Figure collection entries:
## begin

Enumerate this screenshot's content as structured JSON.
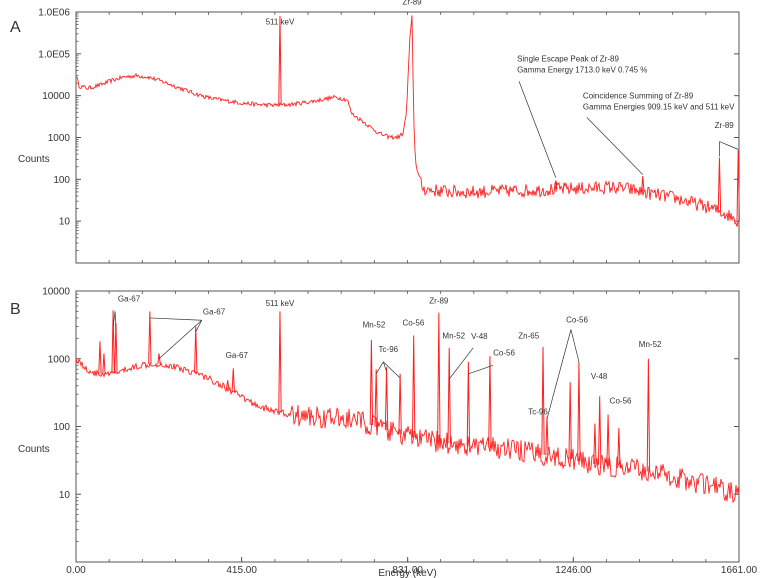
{
  "colors": {
    "trace": "#ff2020",
    "axis": "#555555",
    "leader": "#333333"
  },
  "chart_data": [
    {
      "type": "line",
      "panel_letter": "A",
      "ylabel": "Counts",
      "yscale": "log",
      "ylim": [
        1,
        1000000
      ],
      "xlim": [
        0,
        1661
      ],
      "ytick_values": [
        10,
        100,
        1000,
        10000,
        100000,
        1000000
      ],
      "ytick_labels": [
        "10",
        "100",
        "1000",
        "10000",
        "1.0E05",
        "1.0E06"
      ],
      "baseline": [
        [
          0,
          30000
        ],
        [
          8,
          17000
        ],
        [
          30,
          15000
        ],
        [
          60,
          18000
        ],
        [
          90,
          23000
        ],
        [
          120,
          28000
        ],
        [
          150,
          30000
        ],
        [
          180,
          28000
        ],
        [
          210,
          23000
        ],
        [
          240,
          18000
        ],
        [
          270,
          14000
        ],
        [
          300,
          11000
        ],
        [
          330,
          9000
        ],
        [
          360,
          8000
        ],
        [
          390,
          7200
        ],
        [
          420,
          6600
        ],
        [
          450,
          6200
        ],
        [
          480,
          6000
        ],
        [
          500,
          5900
        ],
        [
          520,
          6000
        ],
        [
          540,
          6200
        ],
        [
          560,
          6600
        ],
        [
          580,
          7000
        ],
        [
          600,
          7500
        ],
        [
          620,
          8200
        ],
        [
          650,
          9200
        ],
        [
          680,
          8000
        ],
        [
          690,
          3800
        ],
        [
          700,
          3200
        ],
        [
          720,
          2400
        ],
        [
          740,
          1700
        ],
        [
          760,
          1250
        ],
        [
          780,
          1050
        ],
        [
          800,
          1000
        ],
        [
          810,
          1050
        ],
        [
          820,
          1300
        ],
        [
          828,
          4000
        ],
        [
          836,
          200000
        ],
        [
          842,
          800000
        ],
        [
          846,
          3000
        ],
        [
          850,
          300
        ],
        [
          856,
          150
        ],
        [
          862,
          85
        ],
        [
          870,
          60
        ],
        [
          890,
          55
        ],
        [
          950,
          50
        ],
        [
          1000,
          50
        ],
        [
          1050,
          52
        ],
        [
          1100,
          53
        ],
        [
          1150,
          55
        ],
        [
          1200,
          58
        ],
        [
          1250,
          60
        ],
        [
          1300,
          62
        ],
        [
          1340,
          65
        ],
        [
          1380,
          60
        ],
        [
          1420,
          50
        ],
        [
          1460,
          42
        ],
        [
          1500,
          36
        ],
        [
          1540,
          28
        ],
        [
          1580,
          22
        ],
        [
          1620,
          16
        ],
        [
          1640,
          13
        ],
        [
          1661,
          10
        ]
      ],
      "peaks": [
        {
          "x": 511,
          "y": 800000
        },
        {
          "x": 1202,
          "y": 95
        },
        {
          "x": 1420,
          "y": 120
        },
        {
          "x": 1612,
          "y": 330
        },
        {
          "x": 1659,
          "y": 500
        }
      ],
      "annotations": [
        {
          "lines": [
            "Zr-89"
          ],
          "x": 842,
          "y": 1500000,
          "anchor": "middle",
          "leaders": []
        },
        {
          "lines": [
            "511 keV"
          ],
          "x": 511,
          "y": 500000,
          "anchor": "middle",
          "leaders": []
        },
        {
          "lines": [
            "Single Escape Peak of Zr-89",
            "Gamma Energy 1713.0 keV 0.745 %"
          ],
          "x": 1105,
          "y": 65000,
          "anchor": "start",
          "leaders": [
            {
              "from": [
                1110,
                22000
              ],
              "to": [
                1202,
                110
              ]
            }
          ]
        },
        {
          "lines": [
            "Coincidence Summing of Zr-89",
            "Gamma Energies 909.15 keV and 511 keV"
          ],
          "x": 1270,
          "y": 8500,
          "anchor": "start",
          "leaders": [
            {
              "from": [
                1280,
                3000
              ],
              "to": [
                1420,
                130
              ]
            }
          ]
        },
        {
          "lines": [
            "Zr-89"
          ],
          "x": 1600,
          "y": 1700,
          "anchor": "start",
          "leaders": [
            {
              "from": [
                1612,
                800
              ],
              "to": [
                1612,
                350
              ]
            },
            {
              "from": [
                1612,
                800
              ],
              "to": [
                1659,
                520
              ]
            }
          ]
        }
      ]
    },
    {
      "type": "line",
      "panel_letter": "B",
      "ylabel": "Counts",
      "yscale": "log",
      "ylim": [
        1,
        10000
      ],
      "xlim": [
        0,
        1661
      ],
      "xlabel": "Energy (keV)",
      "xtick_values": [
        0,
        415,
        831,
        1246,
        1661
      ],
      "xtick_labels": [
        "0.00",
        "415.00",
        "831.00",
        "1246.00",
        "1661.00"
      ],
      "ytick_values": [
        10,
        100,
        1000,
        10000
      ],
      "ytick_labels": [
        "10",
        "100",
        "1000",
        "10000"
      ],
      "baseline": [
        [
          0,
          1000
        ],
        [
          10,
          900
        ],
        [
          25,
          700
        ],
        [
          50,
          600
        ],
        [
          80,
          580
        ],
        [
          100,
          620
        ],
        [
          130,
          700
        ],
        [
          160,
          800
        ],
        [
          190,
          850
        ],
        [
          210,
          830
        ],
        [
          240,
          780
        ],
        [
          270,
          700
        ],
        [
          300,
          620
        ],
        [
          330,
          520
        ],
        [
          360,
          420
        ],
        [
          390,
          330
        ],
        [
          420,
          260
        ],
        [
          450,
          210
        ],
        [
          480,
          180
        ],
        [
          510,
          160
        ],
        [
          540,
          150
        ],
        [
          560,
          145
        ],
        [
          580,
          140
        ],
        [
          600,
          140
        ],
        [
          620,
          135
        ],
        [
          650,
          130
        ],
        [
          680,
          128
        ],
        [
          700,
          125
        ],
        [
          720,
          115
        ],
        [
          740,
          105
        ],
        [
          760,
          95
        ],
        [
          780,
          88
        ],
        [
          800,
          80
        ],
        [
          820,
          75
        ],
        [
          840,
          70
        ],
        [
          860,
          66
        ],
        [
          880,
          62
        ],
        [
          900,
          60
        ],
        [
          950,
          55
        ],
        [
          1000,
          50
        ],
        [
          1050,
          48
        ],
        [
          1100,
          45
        ],
        [
          1150,
          40
        ],
        [
          1200,
          36
        ],
        [
          1250,
          32
        ],
        [
          1300,
          28
        ],
        [
          1350,
          25
        ],
        [
          1400,
          23
        ],
        [
          1450,
          21
        ],
        [
          1500,
          18
        ],
        [
          1550,
          15
        ],
        [
          1600,
          13
        ],
        [
          1630,
          11
        ],
        [
          1661,
          10
        ]
      ],
      "peaks": [
        {
          "x": 60,
          "y": 1800
        },
        {
          "x": 70,
          "y": 1200
        },
        {
          "x": 93,
          "y": 5200
        },
        {
          "x": 100,
          "y": 3400
        },
        {
          "x": 185,
          "y": 5000
        },
        {
          "x": 208,
          "y": 1200
        },
        {
          "x": 300,
          "y": 3000
        },
        {
          "x": 380,
          "y": 480
        },
        {
          "x": 394,
          "y": 720
        },
        {
          "x": 511,
          "y": 5000
        },
        {
          "x": 740,
          "y": 1900
        },
        {
          "x": 752,
          "y": 700
        },
        {
          "x": 778,
          "y": 750
        },
        {
          "x": 812,
          "y": 600
        },
        {
          "x": 846,
          "y": 2200
        },
        {
          "x": 909,
          "y": 4800
        },
        {
          "x": 935,
          "y": 1450
        },
        {
          "x": 983,
          "y": 900
        },
        {
          "x": 1037,
          "y": 1100
        },
        {
          "x": 1170,
          "y": 1500
        },
        {
          "x": 1180,
          "y": 140
        },
        {
          "x": 1238,
          "y": 450
        },
        {
          "x": 1260,
          "y": 900
        },
        {
          "x": 1300,
          "y": 110
        },
        {
          "x": 1312,
          "y": 280
        },
        {
          "x": 1333,
          "y": 150
        },
        {
          "x": 1360,
          "y": 95
        },
        {
          "x": 1434,
          "y": 1000
        }
      ],
      "annotations": [
        {
          "lines": [
            "Ga-67"
          ],
          "x": 105,
          "y": 7000,
          "anchor": "start",
          "leaders": [
            {
              "from": [
                98,
                5000
              ],
              "to": [
                93,
                3000
              ]
            },
            {
              "from": [
                98,
                5000
              ],
              "to": [
                100,
                2600
              ]
            }
          ]
        },
        {
          "lines": [
            "Ga-67"
          ],
          "x": 318,
          "y": 4500,
          "anchor": "start",
          "leaders": [
            {
              "from": [
                315,
                3700
              ],
              "to": [
                185,
                4000
              ]
            },
            {
              "from": [
                315,
                3700
              ],
              "to": [
                208,
                1000
              ]
            },
            {
              "from": [
                315,
                3700
              ],
              "to": [
                300,
                2500
              ]
            }
          ]
        },
        {
          "lines": [
            "Ga-67"
          ],
          "x": 375,
          "y": 1020,
          "anchor": "start",
          "leaders": []
        },
        {
          "lines": [
            "511 keV"
          ],
          "x": 511,
          "y": 6000,
          "anchor": "middle",
          "leaders": []
        },
        {
          "lines": [
            "Mn-52"
          ],
          "x": 718,
          "y": 2900,
          "anchor": "start",
          "leaders": []
        },
        {
          "lines": [
            "Tc-96"
          ],
          "x": 758,
          "y": 1250,
          "anchor": "start",
          "leaders": [
            {
              "from": [
                770,
                900
              ],
              "to": [
                752,
                600
              ]
            },
            {
              "from": [
                770,
                900
              ],
              "to": [
                778,
                650
              ]
            },
            {
              "from": [
                770,
                900
              ],
              "to": [
                812,
                520
              ]
            }
          ]
        },
        {
          "lines": [
            "Co-56"
          ],
          "x": 818,
          "y": 3100,
          "anchor": "start",
          "leaders": []
        },
        {
          "lines": [
            "Zr-89"
          ],
          "x": 909,
          "y": 6500,
          "anchor": "middle",
          "leaders": []
        },
        {
          "lines": [
            "Mn-52"
          ],
          "x": 918,
          "y": 2000,
          "anchor": "start",
          "leaders": []
        },
        {
          "lines": [
            "V-48"
          ],
          "x": 990,
          "y": 1950,
          "anchor": "start",
          "leaders": [
            {
              "from": [
                995,
                1450
              ],
              "to": [
                935,
                500
              ]
            }
          ]
        },
        {
          "lines": [
            "Co-56"
          ],
          "x": 1045,
          "y": 1120,
          "anchor": "start",
          "leaders": [
            {
              "from": [
                1045,
                800
              ],
              "to": [
                983,
                600
              ]
            }
          ]
        },
        {
          "lines": [
            "Zn-65"
          ],
          "x": 1108,
          "y": 2000,
          "anchor": "start",
          "leaders": []
        },
        {
          "lines": [
            "Co-56"
          ],
          "x": 1228,
          "y": 3400,
          "anchor": "start",
          "leaders": [
            {
              "from": [
                1240,
                2700
              ],
              "to": [
                1180,
                130
              ]
            },
            {
              "from": [
                1240,
                2700
              ],
              "to": [
                1260,
                900
              ]
            }
          ]
        },
        {
          "lines": [
            "Tc-96"
          ],
          "x": 1133,
          "y": 150,
          "anchor": "start",
          "leaders": []
        },
        {
          "lines": [
            "V-48"
          ],
          "x": 1290,
          "y": 500,
          "anchor": "start",
          "leaders": []
        },
        {
          "lines": [
            "Co-56"
          ],
          "x": 1337,
          "y": 220,
          "anchor": "start",
          "leaders": []
        },
        {
          "lines": [
            "Mn-52"
          ],
          "x": 1410,
          "y": 1500,
          "anchor": "start",
          "leaders": []
        }
      ]
    }
  ]
}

## end

Problem description
Gather each line of the listing that holds the string "Energy".

Answer for this exercise
            "Gamma Energy 1713.0 keV 0.745 %"
      "xlabel": "Energy (keV)",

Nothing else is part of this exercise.